WHAT TO PRODUCE
Set down every entry word for word. Omit the pictures.

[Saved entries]
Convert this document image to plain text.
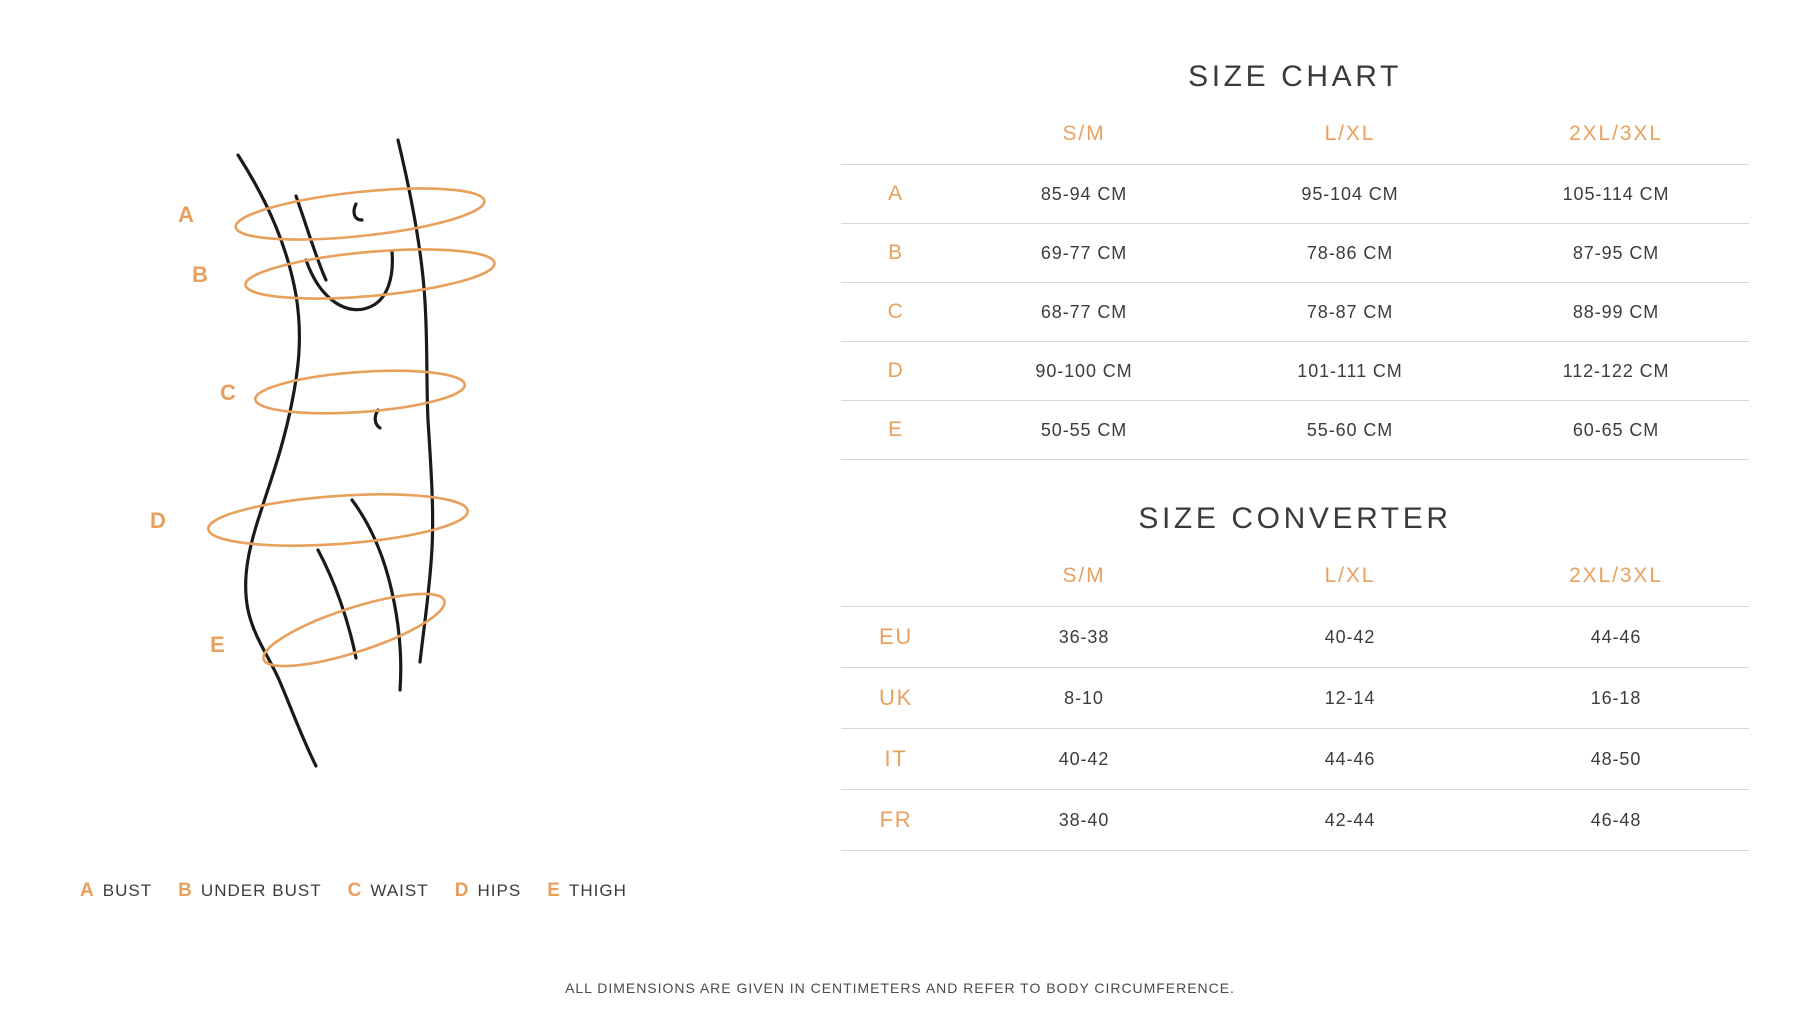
A
B
C
D
E
A BUST B UNDER BUST C WAIST D HIPS E THIGH
SIZE CHART
	S/M	L/XL	2XL/3XL
A	85-94 CM	95-104 CM	105-114 CM
B	69-77 CM	78-86 CM	87-95 CM
C	68-77 CM	78-87 CM	88-99 CM
D	90-100 CM	101-111 CM	112-122 CM
E	50-55 CM	55-60 CM	60-65 CM
SIZE CONVERTER
	S/M	L/XL	2XL/3XL
EU	36-38	40-42	44-46
UK	8-10	12-14	16-18
IT	40-42	44-46	48-50
FR	38-40	42-44	46-48
ALL DIMENSIONS ARE GIVEN IN CENTIMETERS AND REFER TO BODY CIRCUMFERENCE.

THE SOLUTION
Convert this document image to plain text.
A
B
C
D
E
A BUST B UNDER BUST C WAIST D HIPS E THIGH
SIZE CHART
	S/M	L/XL	2XL/3XL
A	85-94 CM	95-104 CM	105-114 CM
B	69-77 CM	78-86 CM	87-95 CM
C	68-77 CM	78-87 CM	88-99 CM
D	90-100 CM	101-111 CM	112-122 CM
E	50-55 CM	55-60 CM	60-65 CM
SIZE CONVERTER
	S/M	L/XL	2XL/3XL
EU	36-38	40-42	44-46
UK	8-10	12-14	16-18
IT	40-42	44-46	48-50
FR	38-40	42-44	46-48
ALL DIMENSIONS ARE GIVEN IN CENTIMETERS AND REFER TO BODY CIRCUMFERENCE.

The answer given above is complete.